+++ Dataset records
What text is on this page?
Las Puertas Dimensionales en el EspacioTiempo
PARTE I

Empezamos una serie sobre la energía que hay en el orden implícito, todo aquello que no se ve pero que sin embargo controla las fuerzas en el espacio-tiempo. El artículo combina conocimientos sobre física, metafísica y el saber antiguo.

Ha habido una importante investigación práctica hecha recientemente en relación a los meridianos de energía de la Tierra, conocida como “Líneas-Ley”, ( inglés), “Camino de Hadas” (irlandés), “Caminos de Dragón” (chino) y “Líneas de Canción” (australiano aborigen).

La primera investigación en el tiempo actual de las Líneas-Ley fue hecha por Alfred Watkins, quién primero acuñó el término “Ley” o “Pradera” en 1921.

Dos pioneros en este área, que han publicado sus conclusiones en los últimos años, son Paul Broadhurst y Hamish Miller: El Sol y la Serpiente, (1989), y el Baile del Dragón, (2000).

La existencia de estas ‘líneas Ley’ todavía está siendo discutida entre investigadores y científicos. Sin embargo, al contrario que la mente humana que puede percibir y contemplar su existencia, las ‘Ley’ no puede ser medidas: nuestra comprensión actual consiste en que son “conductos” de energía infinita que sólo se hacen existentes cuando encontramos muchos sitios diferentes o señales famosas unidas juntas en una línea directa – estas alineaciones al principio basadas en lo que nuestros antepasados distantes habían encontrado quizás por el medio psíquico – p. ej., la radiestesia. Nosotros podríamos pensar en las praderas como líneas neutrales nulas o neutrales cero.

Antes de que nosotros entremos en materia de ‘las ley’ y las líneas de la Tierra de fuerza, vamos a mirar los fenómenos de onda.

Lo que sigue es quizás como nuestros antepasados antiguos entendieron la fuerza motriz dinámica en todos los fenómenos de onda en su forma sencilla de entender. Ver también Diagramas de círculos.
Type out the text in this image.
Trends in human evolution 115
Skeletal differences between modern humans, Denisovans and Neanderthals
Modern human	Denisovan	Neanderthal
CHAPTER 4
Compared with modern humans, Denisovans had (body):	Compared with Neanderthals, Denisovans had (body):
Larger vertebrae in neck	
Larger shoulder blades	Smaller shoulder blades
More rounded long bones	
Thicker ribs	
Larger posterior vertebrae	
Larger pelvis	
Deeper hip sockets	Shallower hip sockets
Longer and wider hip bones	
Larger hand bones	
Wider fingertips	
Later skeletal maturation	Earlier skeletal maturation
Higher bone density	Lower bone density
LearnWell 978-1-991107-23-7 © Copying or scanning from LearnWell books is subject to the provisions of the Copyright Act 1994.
++++++
*What the exercise asks*
Repeat only the lines from the one holding "Type out the text in this image." through the last line of the data.

*Result of the task*
Type out the text in this image.
Trends in human evolution 115
Skeletal differences between modern humans, Denisovans and Neanderthals
Modern human	Denisovan	Neanderthal
CHAPTER 4
Compared with modern humans, Denisovans had (body):	Compared with Neanderthals, Denisovans had (body):
Larger vertebrae in neck	
Larger shoulder blades	Smaller shoulder blades
More rounded long bones	
Thicker ribs	
Larger posterior vertebrae	
Larger pelvis	
Deeper hip sockets	Shallower hip sockets
Longer and wider hip bones	
Larger hand bones	
Wider fingertips	
Later skeletal maturation	Earlier skeletal maturation
Higher bone density	Lower bone density
LearnWell 978-1-991107-23-7 © Copying or scanning from LearnWell books is subject to the provisions of the Copyright Act 1994.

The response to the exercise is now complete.